***** Raw data

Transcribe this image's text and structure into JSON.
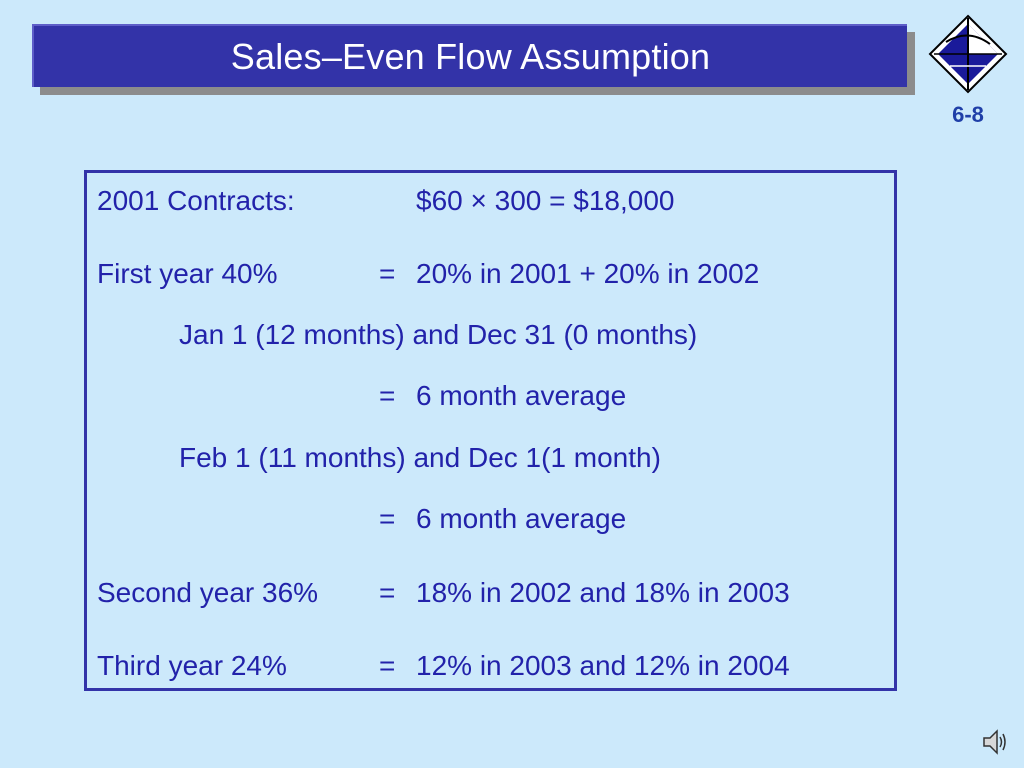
{
  "slide": {
    "title": "Sales–Even Flow Assumption",
    "number": "6-8"
  },
  "content": {
    "contracts": {
      "label": "2001 Contracts:",
      "value": "$60 × 300 = $18,000"
    },
    "first_year": {
      "label": "First year 40%",
      "eq": "=",
      "value": "20% in 2001 + 20% in 2002"
    },
    "jan_note": "Jan 1 (12 months) and Dec 31 (0 months)",
    "jan_result": {
      "eq": "=",
      "value": "6 month average"
    },
    "feb_note": "Feb 1 (11 months) and Dec 1(1 month)",
    "feb_result": {
      "eq": "=",
      "value": "6 month average"
    },
    "second_year": {
      "label": "Second year 36%",
      "eq": "=",
      "value": "18% in 2002 and 18% in 2003"
    },
    "third_year": {
      "label": "Third year 24%",
      "eq": "=",
      "value": "12% in 2003 and 12% in 2004"
    }
  },
  "icons": {
    "logo": "diamond-logo-icon",
    "sound": "speaker-icon"
  },
  "colors": {
    "background": "#CCE9FB",
    "title_bar": "#3333A8",
    "text": "#2222AA",
    "slide_number": "#1F3FA8"
  }
}
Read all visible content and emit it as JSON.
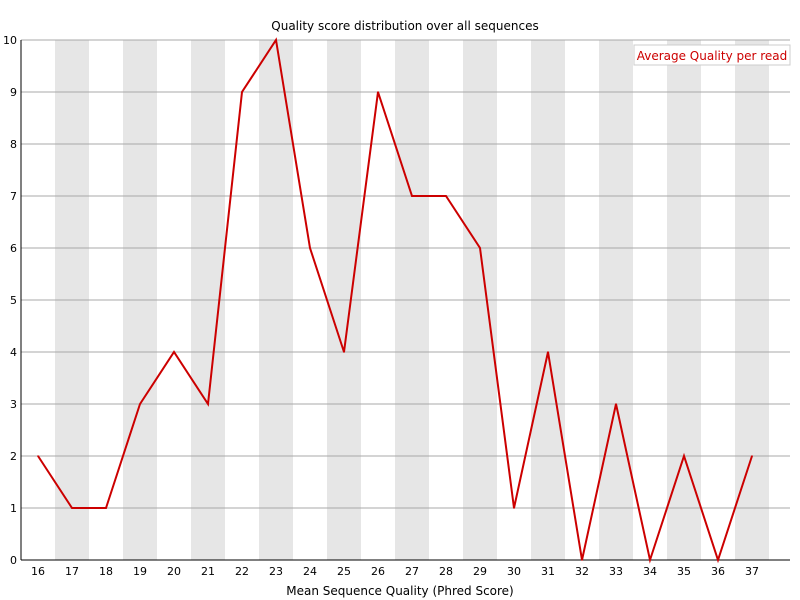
{
  "chart_data": {
    "type": "line",
    "title": "Quality score distribution over all sequences",
    "xlabel": "Mean Sequence Quality (Phred Score)",
    "ylabel": "",
    "categories": [
      "16",
      "17",
      "18",
      "19",
      "20",
      "21",
      "22",
      "23",
      "24",
      "25",
      "26",
      "27",
      "28",
      "29",
      "30",
      "31",
      "32",
      "33",
      "34",
      "35",
      "36",
      "37"
    ],
    "ylim": [
      0,
      10
    ],
    "yticks": [
      0,
      1,
      2,
      3,
      4,
      5,
      6,
      7,
      8,
      9,
      10
    ],
    "grid": true,
    "legend_position": "top-right",
    "series": [
      {
        "name": "Average Quality per read",
        "color": "#cc0000",
        "values": [
          2,
          1,
          1,
          3,
          4,
          3,
          9,
          10,
          6,
          4,
          9,
          7,
          7,
          6,
          1,
          4,
          0,
          3,
          0,
          2,
          0,
          2
        ]
      }
    ]
  }
}
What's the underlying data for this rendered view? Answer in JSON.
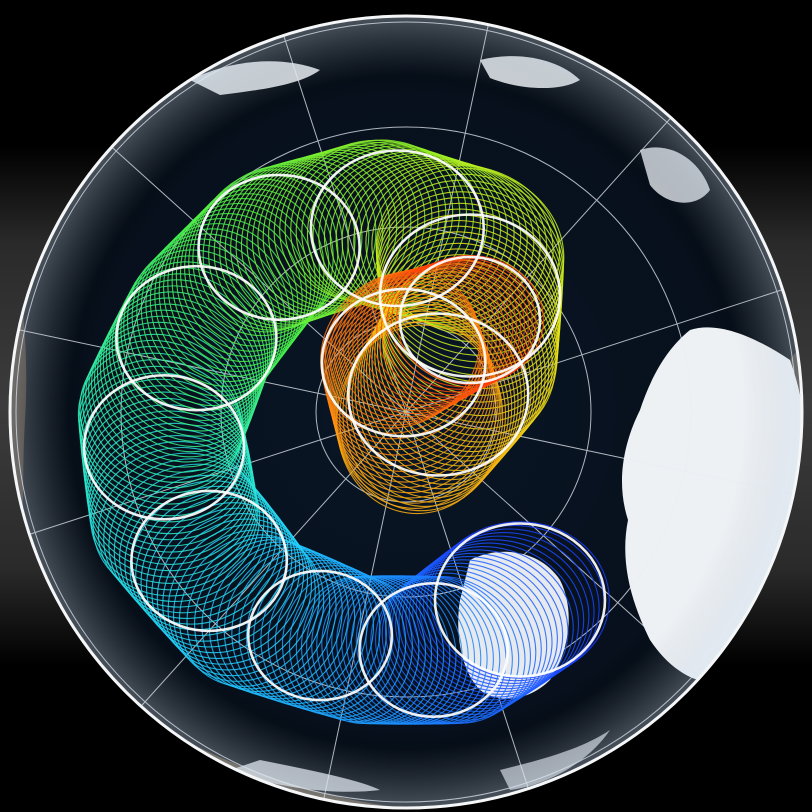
{
  "map": {
    "projection": "north-polar-stereographic",
    "view": "arctic",
    "colors": {
      "ocean": "#06101c",
      "land": "#5a4a36",
      "ice": "#f2f4f6",
      "graticule": "#e8eef5",
      "rim": "#ffffff",
      "highlight_circle": "#ffffff"
    },
    "track": {
      "description_gradient": [
        "#1a3cff",
        "#1c8cff",
        "#22d2ff",
        "#2ef0c0",
        "#44f04a",
        "#8cf028",
        "#e8e818",
        "#ff9a10",
        "#ff3a08"
      ],
      "ring_count": 70
    }
  }
}
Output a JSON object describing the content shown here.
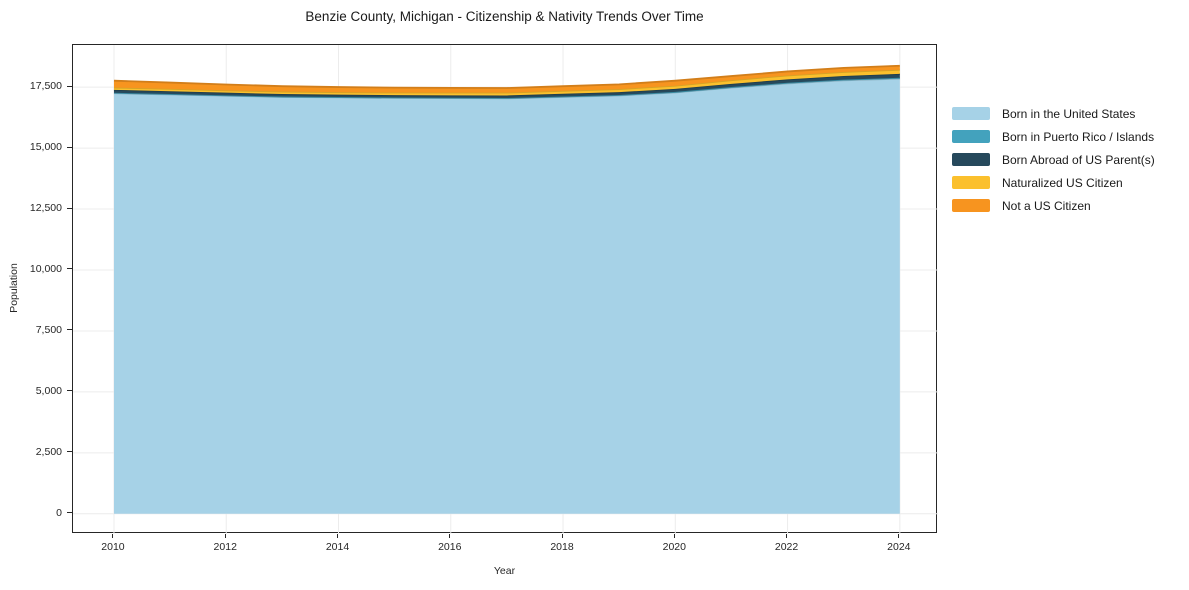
{
  "chart_data": {
    "type": "area",
    "stacked": true,
    "title": "Benzie County, Michigan - Citizenship & Nativity Trends Over Time",
    "xlabel": "Year",
    "ylabel": "Population",
    "x": [
      2010,
      2011,
      2012,
      2013,
      2014,
      2015,
      2016,
      2017,
      2018,
      2019,
      2020,
      2021,
      2022,
      2023,
      2024
    ],
    "series": [
      {
        "name": "Born in the United States",
        "color": "#a6d2e7",
        "values": [
          17250,
          17200,
          17150,
          17100,
          17080,
          17060,
          17050,
          17040,
          17100,
          17160,
          17280,
          17480,
          17650,
          17780,
          17850
        ]
      },
      {
        "name": "Born in Puerto Rico / Islands",
        "color": "#43a2bd",
        "values": [
          20,
          20,
          15,
          15,
          15,
          15,
          15,
          15,
          20,
          20,
          25,
          25,
          30,
          30,
          35
        ]
      },
      {
        "name": "Born Abroad of US Parent(s)",
        "color": "#26495c",
        "values": [
          120,
          115,
          110,
          105,
          100,
          100,
          100,
          105,
          110,
          115,
          125,
          130,
          140,
          150,
          160
        ]
      },
      {
        "name": "Naturalized US Citizen",
        "color": "#fbc02d",
        "values": [
          95,
          95,
          95,
          100,
          100,
          105,
          110,
          115,
          120,
          125,
          130,
          150,
          160,
          165,
          170
        ]
      },
      {
        "name": "Not a US Citizen",
        "color": "#f7941f",
        "values": [
          280,
          260,
          240,
          220,
          210,
          200,
          195,
          190,
          190,
          195,
          205,
          170,
          165,
          165,
          165
        ]
      }
    ],
    "xticks": [
      2010,
      2012,
      2014,
      2016,
      2018,
      2020,
      2022,
      2024
    ],
    "ytick_values": [
      0,
      2500,
      5000,
      7500,
      10000,
      12500,
      15000,
      17500
    ],
    "ytick_labels": [
      "0",
      "2,500",
      "5,000",
      "7,500",
      "10,000",
      "12,500",
      "15,000",
      "17,500"
    ],
    "xlim": [
      2009.27,
      2024.68
    ],
    "ylim": [
      -830,
      19230
    ],
    "grid": true,
    "grid_color": "#ececec",
    "axis_color": "#262626",
    "legend_position": "right"
  }
}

**********

_Given task:_
Using the records above, pull out each line where the word "xlabel" occurs.

_Response to the exercise:_
    "xlabel": "Mean Sequence Quality (Phred Score)",
    "xlabel": "Year",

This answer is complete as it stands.